[DATA PROVIDED start]

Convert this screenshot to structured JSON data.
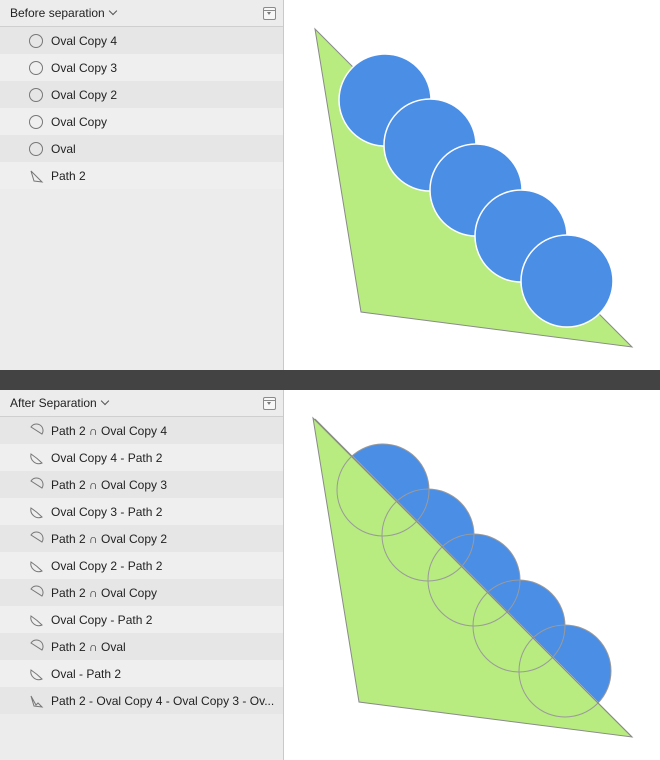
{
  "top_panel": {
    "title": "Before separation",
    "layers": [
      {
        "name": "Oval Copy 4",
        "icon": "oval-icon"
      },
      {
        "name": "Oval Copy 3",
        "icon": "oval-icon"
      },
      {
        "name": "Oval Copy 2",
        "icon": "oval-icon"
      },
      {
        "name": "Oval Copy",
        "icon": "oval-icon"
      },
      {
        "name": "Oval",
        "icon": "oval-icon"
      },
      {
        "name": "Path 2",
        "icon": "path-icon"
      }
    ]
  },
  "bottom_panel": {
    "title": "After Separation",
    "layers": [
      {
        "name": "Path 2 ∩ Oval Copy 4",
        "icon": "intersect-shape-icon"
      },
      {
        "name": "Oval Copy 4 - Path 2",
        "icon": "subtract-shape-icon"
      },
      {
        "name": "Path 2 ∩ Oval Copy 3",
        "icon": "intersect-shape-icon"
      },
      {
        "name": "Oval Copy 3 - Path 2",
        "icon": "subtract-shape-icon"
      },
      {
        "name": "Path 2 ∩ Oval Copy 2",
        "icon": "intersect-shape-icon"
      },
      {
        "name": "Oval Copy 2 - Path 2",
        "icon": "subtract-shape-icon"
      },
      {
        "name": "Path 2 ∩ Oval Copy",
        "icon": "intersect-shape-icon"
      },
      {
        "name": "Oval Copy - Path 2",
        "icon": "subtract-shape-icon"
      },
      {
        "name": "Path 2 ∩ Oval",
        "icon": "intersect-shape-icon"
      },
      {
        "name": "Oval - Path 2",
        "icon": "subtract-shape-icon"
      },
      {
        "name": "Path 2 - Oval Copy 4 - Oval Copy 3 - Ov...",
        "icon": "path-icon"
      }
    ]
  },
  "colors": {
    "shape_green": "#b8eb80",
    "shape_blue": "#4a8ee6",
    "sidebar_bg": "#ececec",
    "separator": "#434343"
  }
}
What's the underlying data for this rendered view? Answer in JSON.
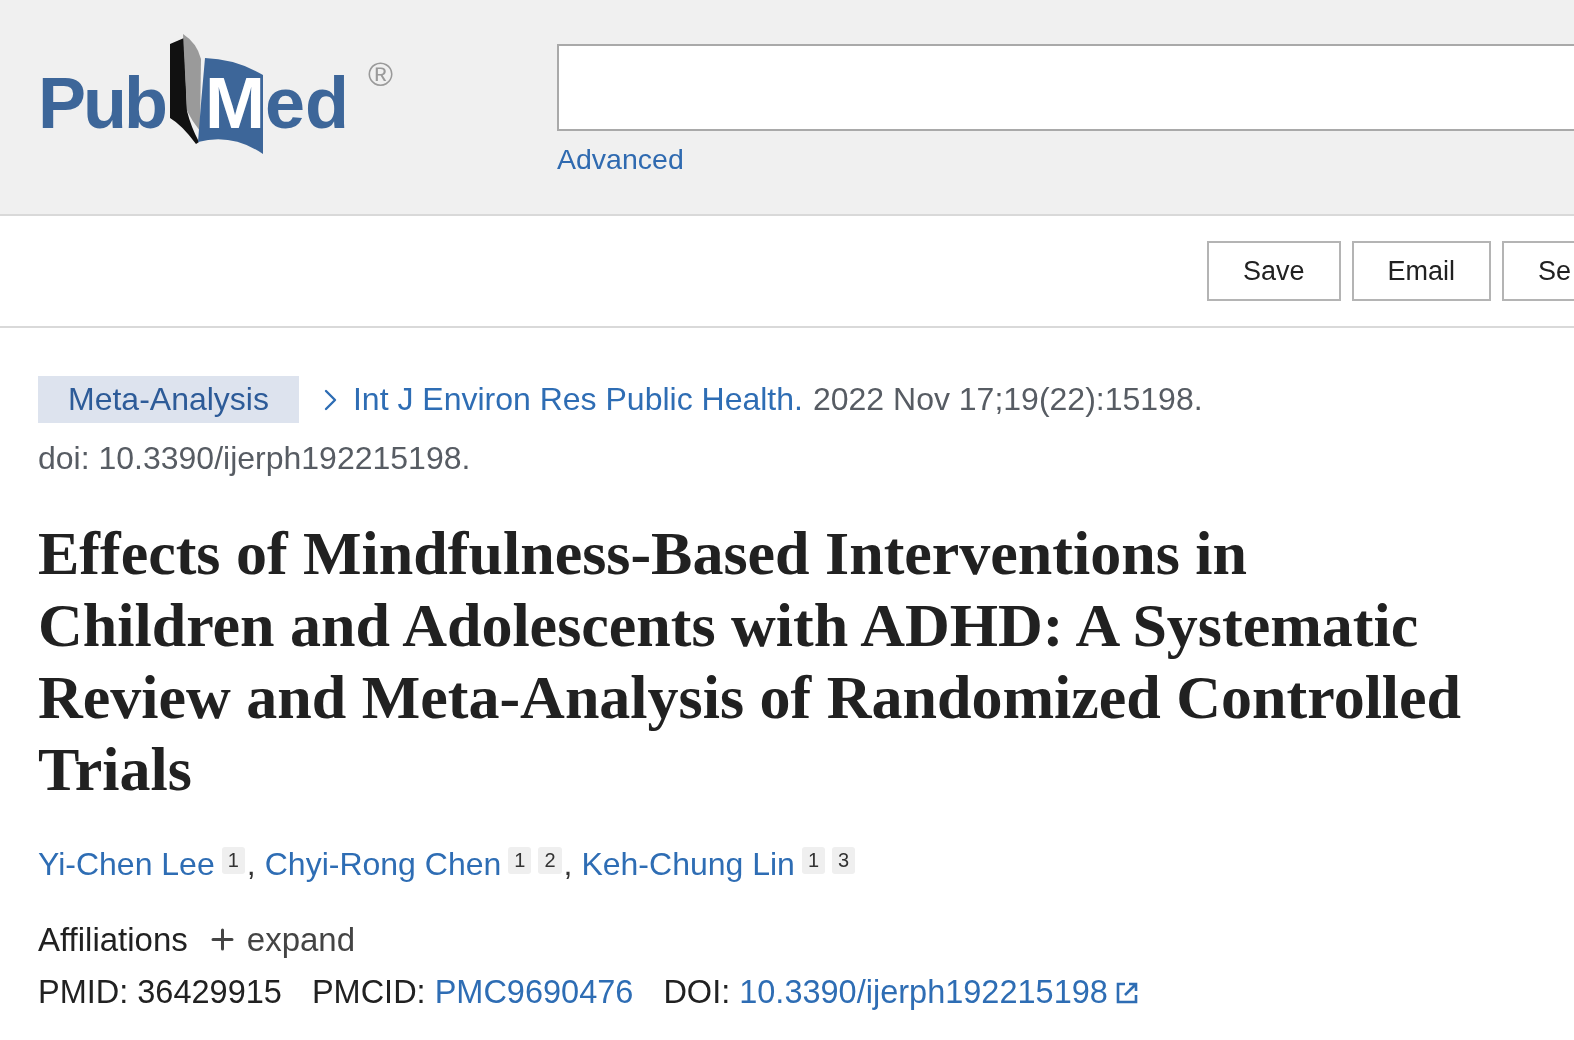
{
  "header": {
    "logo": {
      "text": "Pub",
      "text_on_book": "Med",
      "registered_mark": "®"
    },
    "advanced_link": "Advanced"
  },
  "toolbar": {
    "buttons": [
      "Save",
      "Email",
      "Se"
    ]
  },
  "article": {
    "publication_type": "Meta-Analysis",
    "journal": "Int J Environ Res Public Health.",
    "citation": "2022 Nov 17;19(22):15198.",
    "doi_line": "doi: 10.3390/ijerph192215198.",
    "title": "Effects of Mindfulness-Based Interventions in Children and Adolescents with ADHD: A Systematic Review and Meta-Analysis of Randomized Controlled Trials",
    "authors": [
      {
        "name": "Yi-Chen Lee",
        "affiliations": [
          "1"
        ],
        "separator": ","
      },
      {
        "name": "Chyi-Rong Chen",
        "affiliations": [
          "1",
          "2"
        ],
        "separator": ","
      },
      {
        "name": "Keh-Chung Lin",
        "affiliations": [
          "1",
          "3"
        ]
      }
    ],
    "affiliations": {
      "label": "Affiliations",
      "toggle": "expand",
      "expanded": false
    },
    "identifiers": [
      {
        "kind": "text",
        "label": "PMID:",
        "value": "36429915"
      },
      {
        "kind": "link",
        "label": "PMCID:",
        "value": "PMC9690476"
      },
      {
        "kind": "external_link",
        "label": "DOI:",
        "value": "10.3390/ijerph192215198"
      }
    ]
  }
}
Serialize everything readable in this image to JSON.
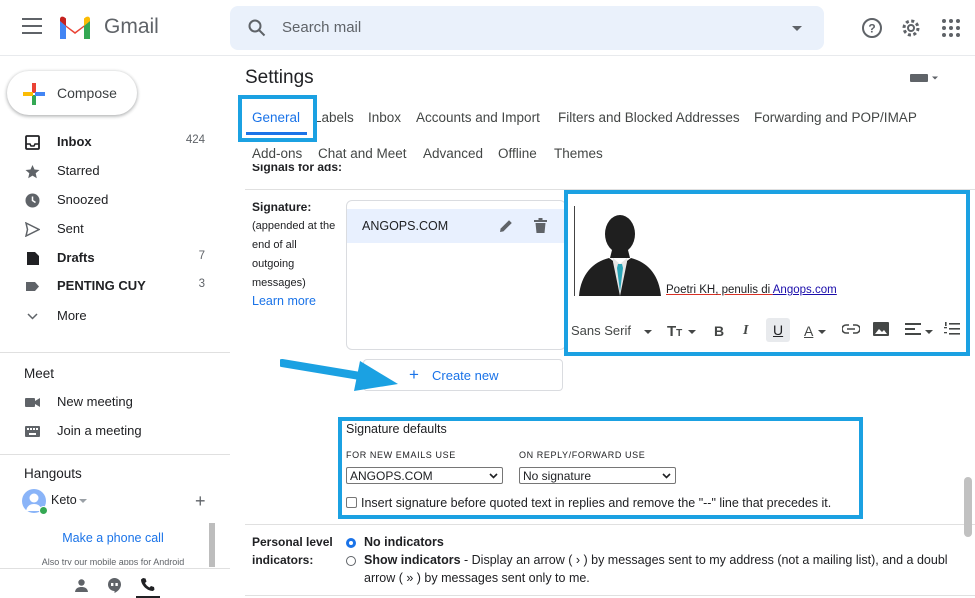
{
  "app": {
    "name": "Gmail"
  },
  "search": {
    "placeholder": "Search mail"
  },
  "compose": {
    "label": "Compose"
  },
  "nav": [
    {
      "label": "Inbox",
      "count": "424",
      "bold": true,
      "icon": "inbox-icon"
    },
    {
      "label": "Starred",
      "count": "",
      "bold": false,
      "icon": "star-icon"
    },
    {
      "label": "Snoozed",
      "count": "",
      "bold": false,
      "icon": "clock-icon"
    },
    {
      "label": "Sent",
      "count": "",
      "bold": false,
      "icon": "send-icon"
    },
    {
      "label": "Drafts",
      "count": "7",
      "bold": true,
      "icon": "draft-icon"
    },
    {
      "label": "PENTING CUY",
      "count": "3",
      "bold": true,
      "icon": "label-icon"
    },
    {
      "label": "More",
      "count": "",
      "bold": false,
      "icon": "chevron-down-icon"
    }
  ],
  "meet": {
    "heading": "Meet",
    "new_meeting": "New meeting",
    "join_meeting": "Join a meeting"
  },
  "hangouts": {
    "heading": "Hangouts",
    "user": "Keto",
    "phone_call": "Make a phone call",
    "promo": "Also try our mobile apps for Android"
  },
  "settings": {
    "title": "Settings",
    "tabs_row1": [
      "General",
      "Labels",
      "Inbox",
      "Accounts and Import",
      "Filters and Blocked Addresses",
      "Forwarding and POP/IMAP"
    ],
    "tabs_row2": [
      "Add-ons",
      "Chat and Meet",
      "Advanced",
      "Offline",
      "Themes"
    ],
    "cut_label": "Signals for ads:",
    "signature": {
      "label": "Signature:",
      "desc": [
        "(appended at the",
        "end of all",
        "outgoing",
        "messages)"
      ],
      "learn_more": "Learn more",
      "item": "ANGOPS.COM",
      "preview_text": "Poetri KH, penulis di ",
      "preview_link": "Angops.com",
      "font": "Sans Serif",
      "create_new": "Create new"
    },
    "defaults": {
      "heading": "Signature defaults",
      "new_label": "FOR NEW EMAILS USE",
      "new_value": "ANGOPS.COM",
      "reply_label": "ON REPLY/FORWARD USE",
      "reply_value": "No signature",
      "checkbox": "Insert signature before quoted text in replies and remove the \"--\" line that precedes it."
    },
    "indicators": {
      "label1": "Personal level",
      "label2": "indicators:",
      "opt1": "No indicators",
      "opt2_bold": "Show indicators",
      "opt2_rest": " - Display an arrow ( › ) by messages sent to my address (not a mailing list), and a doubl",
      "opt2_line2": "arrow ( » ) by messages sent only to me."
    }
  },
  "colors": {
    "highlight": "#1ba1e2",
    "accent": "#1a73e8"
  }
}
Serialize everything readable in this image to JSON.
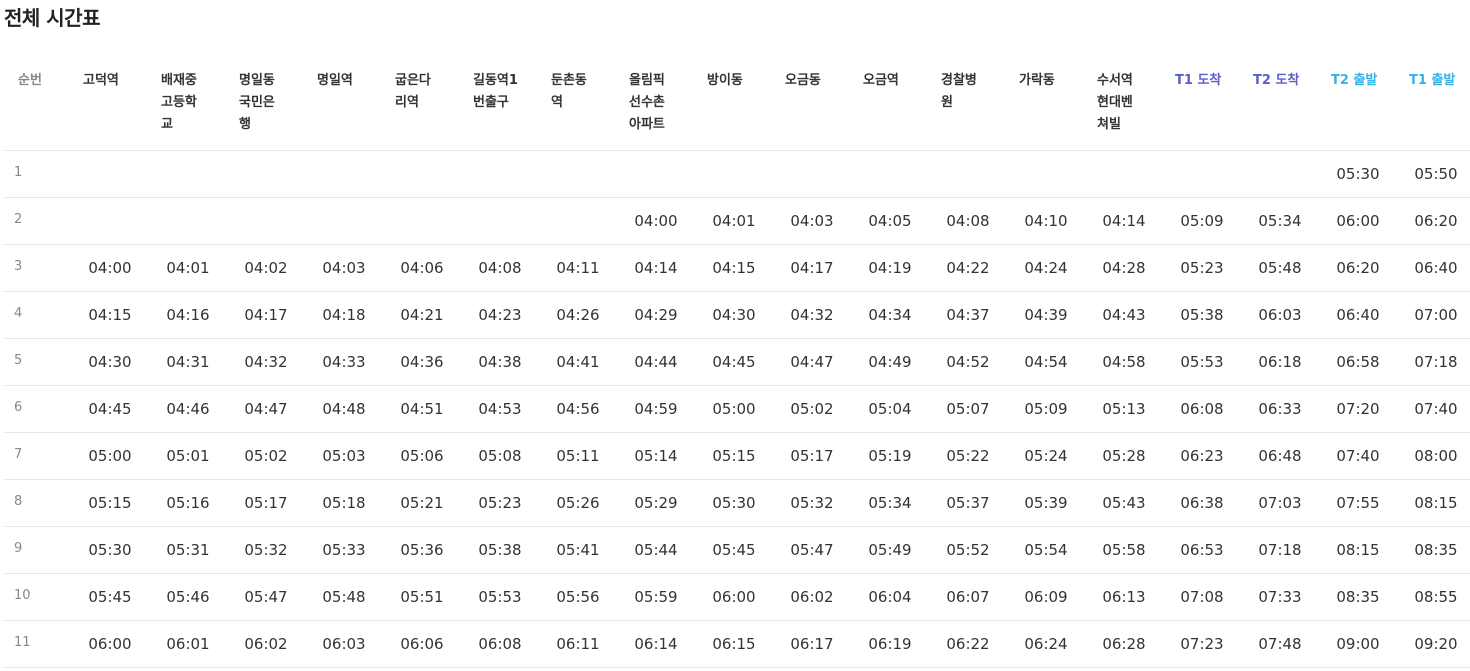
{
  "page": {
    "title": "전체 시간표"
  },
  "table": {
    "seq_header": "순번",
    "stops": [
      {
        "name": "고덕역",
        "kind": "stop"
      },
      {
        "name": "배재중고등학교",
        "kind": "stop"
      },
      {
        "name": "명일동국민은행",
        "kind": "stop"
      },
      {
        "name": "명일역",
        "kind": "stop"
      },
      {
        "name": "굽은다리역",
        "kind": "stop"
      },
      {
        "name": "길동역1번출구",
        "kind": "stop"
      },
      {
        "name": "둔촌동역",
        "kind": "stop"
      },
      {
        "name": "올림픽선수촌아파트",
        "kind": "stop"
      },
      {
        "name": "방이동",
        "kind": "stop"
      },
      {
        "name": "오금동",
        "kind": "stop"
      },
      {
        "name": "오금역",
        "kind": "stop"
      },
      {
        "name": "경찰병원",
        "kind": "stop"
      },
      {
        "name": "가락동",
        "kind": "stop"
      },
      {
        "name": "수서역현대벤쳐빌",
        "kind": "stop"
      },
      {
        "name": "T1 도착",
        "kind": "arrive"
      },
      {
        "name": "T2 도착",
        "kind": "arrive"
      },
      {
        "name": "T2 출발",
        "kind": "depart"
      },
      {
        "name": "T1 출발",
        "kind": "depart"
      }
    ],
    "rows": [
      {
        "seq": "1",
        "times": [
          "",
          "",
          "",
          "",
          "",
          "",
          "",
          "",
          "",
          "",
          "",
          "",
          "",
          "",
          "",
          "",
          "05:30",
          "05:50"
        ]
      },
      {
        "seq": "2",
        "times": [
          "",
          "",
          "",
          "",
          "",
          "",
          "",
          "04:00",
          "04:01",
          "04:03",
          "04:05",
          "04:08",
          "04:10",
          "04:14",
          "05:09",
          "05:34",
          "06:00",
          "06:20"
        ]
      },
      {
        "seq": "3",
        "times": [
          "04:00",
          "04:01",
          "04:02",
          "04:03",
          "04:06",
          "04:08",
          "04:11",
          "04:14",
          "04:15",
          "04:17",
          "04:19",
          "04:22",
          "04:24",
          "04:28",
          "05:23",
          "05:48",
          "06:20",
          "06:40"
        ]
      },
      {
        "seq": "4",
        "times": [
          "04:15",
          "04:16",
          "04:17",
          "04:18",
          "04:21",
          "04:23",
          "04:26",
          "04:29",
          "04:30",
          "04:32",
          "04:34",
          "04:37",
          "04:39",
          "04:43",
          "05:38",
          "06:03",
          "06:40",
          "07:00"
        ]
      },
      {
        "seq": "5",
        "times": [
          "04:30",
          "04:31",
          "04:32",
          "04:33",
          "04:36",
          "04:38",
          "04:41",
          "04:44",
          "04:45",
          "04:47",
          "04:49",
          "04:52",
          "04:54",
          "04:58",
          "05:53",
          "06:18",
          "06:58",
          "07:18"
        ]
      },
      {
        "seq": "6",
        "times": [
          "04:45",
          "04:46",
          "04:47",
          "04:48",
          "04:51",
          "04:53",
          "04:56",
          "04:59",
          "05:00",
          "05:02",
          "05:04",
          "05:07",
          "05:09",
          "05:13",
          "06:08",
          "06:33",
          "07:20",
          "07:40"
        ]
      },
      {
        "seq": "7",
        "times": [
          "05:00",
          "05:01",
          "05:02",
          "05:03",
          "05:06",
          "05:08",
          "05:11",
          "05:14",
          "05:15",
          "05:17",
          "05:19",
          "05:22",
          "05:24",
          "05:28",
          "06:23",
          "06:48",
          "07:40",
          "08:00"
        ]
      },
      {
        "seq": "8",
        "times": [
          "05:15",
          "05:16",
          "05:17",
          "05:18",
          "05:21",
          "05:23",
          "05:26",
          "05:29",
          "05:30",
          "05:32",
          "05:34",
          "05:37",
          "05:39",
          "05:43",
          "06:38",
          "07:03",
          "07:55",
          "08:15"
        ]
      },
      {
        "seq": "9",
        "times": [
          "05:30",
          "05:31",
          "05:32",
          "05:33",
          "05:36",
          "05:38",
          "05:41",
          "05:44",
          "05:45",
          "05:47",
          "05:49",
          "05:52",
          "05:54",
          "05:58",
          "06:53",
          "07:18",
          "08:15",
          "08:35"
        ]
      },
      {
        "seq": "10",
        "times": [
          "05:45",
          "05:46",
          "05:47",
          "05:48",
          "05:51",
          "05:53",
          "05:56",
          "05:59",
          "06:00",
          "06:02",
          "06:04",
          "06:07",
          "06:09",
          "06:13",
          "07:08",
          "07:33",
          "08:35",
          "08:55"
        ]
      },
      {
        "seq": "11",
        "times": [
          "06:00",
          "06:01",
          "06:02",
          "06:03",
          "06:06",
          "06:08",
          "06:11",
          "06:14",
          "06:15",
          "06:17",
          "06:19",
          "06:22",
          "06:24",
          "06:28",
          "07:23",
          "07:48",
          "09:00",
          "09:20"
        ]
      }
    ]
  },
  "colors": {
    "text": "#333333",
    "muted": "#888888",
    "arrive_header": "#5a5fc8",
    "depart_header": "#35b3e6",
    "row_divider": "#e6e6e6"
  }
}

[DATA PROVIDED end]

(EXERCISE DETAILS):
List the lines of the material in which the word "messages" occurs.

(COMPLETE ANSWER):
        "messages)"
      "opt2_rest": " - Display an arrow ( › ) by messages sent to my address (not a mailing list), and a doubl",
      "opt2_line2": "arrow ( » ) by messages sent only to me."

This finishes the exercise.